* EXERCISE INSTRUCTIONS *
Tell how many lines include the string "городс". Answer with a single number.
■ ■ ■ ■
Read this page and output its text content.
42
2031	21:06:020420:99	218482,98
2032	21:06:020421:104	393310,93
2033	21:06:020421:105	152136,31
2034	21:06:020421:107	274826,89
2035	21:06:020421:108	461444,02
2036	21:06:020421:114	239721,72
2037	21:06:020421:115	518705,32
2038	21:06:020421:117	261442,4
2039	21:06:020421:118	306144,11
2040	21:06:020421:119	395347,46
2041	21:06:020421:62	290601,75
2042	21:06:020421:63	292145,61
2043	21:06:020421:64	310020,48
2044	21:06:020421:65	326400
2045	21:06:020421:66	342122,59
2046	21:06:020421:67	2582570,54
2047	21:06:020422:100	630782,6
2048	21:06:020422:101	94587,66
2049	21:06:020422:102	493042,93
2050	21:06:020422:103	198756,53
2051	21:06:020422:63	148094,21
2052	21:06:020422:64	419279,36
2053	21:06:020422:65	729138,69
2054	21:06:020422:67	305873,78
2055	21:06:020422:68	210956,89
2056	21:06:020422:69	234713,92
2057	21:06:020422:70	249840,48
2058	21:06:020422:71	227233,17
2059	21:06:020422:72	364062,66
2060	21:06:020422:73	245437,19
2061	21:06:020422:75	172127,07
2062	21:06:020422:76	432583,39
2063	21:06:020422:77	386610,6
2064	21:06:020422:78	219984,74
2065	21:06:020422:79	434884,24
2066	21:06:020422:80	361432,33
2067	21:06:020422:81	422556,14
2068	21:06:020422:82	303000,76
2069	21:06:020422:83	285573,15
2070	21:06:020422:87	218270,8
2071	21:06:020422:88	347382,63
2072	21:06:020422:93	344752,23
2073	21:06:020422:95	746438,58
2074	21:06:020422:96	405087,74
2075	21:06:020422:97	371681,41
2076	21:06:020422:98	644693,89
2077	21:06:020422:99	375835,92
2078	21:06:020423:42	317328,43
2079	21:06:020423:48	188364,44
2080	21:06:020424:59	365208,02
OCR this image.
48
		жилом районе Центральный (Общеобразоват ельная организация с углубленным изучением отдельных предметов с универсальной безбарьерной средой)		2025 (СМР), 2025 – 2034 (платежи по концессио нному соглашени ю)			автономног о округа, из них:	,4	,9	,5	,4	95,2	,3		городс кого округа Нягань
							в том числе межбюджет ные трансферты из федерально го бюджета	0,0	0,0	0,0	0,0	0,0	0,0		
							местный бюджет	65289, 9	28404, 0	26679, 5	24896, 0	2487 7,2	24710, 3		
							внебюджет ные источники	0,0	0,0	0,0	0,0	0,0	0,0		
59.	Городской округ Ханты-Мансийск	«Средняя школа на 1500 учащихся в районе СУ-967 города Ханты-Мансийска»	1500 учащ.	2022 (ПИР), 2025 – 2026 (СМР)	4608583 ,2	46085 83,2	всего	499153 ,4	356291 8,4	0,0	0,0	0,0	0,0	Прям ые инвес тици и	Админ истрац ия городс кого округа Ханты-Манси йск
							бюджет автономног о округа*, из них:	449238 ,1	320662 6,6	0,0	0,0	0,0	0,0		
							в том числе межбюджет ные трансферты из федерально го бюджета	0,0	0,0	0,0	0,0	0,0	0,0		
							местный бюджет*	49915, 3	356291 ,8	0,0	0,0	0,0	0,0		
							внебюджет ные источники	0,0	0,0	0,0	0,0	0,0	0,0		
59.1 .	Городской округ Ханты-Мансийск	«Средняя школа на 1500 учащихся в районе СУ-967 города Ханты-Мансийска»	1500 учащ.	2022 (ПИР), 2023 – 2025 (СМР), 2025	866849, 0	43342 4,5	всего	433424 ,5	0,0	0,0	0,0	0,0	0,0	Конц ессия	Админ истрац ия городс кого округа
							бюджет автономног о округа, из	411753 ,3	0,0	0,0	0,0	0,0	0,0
■ ■ ■ ■
* OUTPUT *
3